*Stated task:* Output the full listing below exactly as it reads, and skip anything that is a picture.

[Dataset rows]
* START *
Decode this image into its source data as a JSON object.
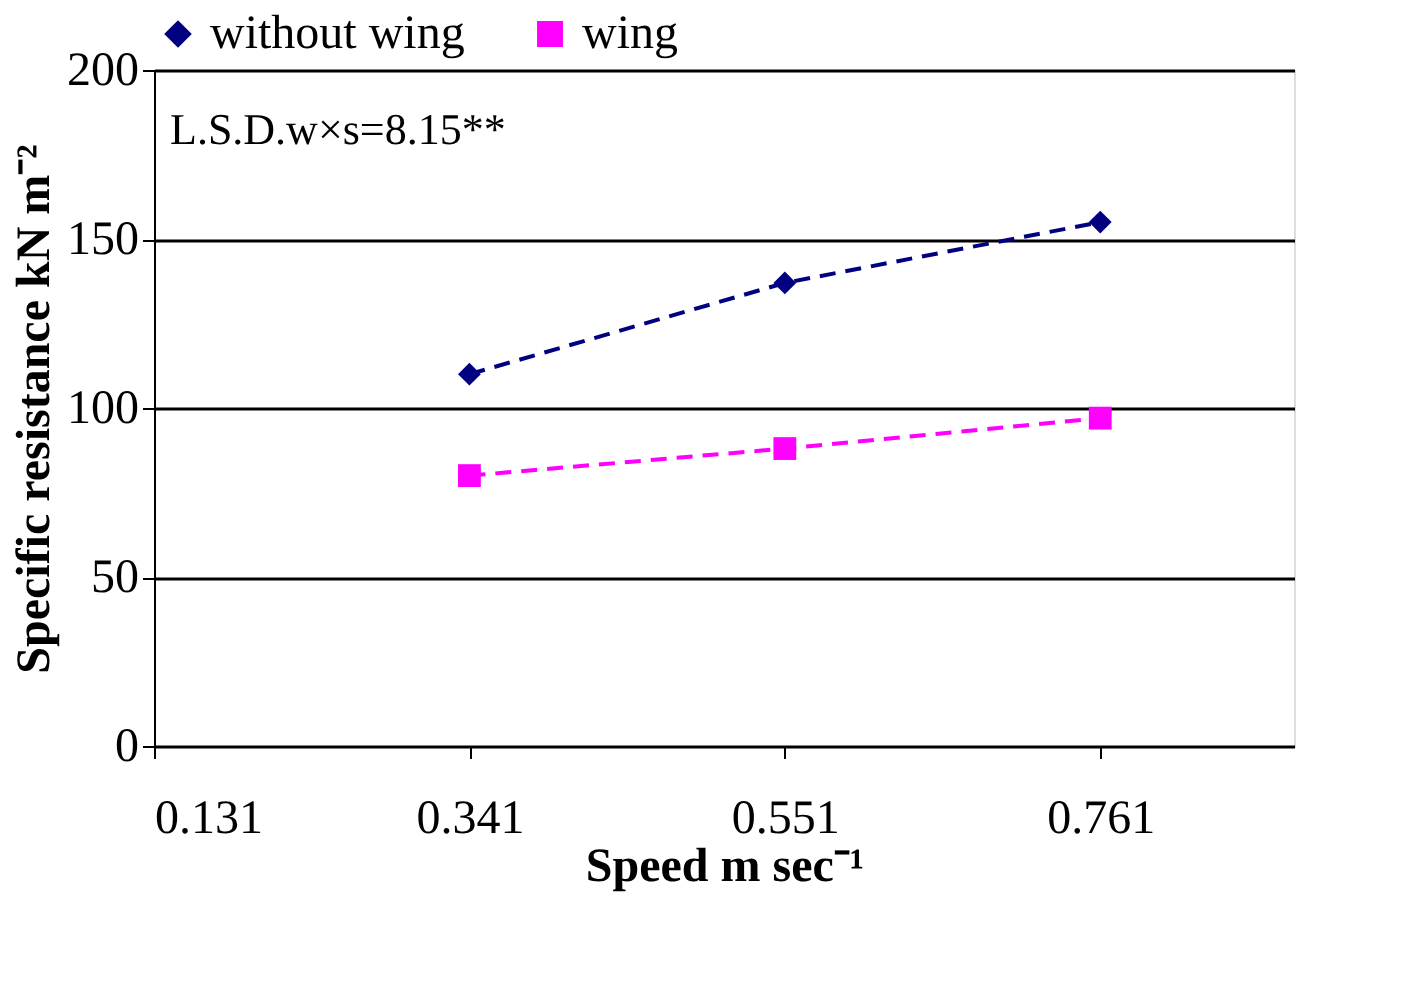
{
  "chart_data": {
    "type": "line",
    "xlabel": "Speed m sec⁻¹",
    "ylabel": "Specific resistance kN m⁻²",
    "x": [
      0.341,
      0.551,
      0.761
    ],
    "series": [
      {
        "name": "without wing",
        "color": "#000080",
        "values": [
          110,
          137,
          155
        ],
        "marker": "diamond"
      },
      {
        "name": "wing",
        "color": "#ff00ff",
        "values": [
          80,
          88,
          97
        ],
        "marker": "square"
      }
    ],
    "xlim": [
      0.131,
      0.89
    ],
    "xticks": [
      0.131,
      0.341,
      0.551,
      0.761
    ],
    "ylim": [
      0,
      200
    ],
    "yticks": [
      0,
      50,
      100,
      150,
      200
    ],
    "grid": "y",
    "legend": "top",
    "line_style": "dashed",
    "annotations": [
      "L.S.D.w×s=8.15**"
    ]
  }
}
* END *
*Full response:*
Decode this image into its source data as a JSON object.
{
  "chart_data": {
    "type": "line",
    "xlabel": "Speed m sec⁻¹",
    "ylabel": "Specific resistance kN m⁻²",
    "x": [
      0.341,
      0.551,
      0.761
    ],
    "series": [
      {
        "name": "without wing",
        "color": "#000080",
        "values": [
          110,
          137,
          155
        ],
        "marker": "diamond"
      },
      {
        "name": "wing",
        "color": "#ff00ff",
        "values": [
          80,
          88,
          97
        ],
        "marker": "square"
      }
    ],
    "xlim": [
      0.131,
      0.89
    ],
    "xticks": [
      0.131,
      0.341,
      0.551,
      0.761
    ],
    "ylim": [
      0,
      200
    ],
    "yticks": [
      0,
      50,
      100,
      150,
      200
    ],
    "grid": "y",
    "legend": "top",
    "line_style": "dashed",
    "annotations": [
      "L.S.D.w×s=8.15**"
    ]
  }
}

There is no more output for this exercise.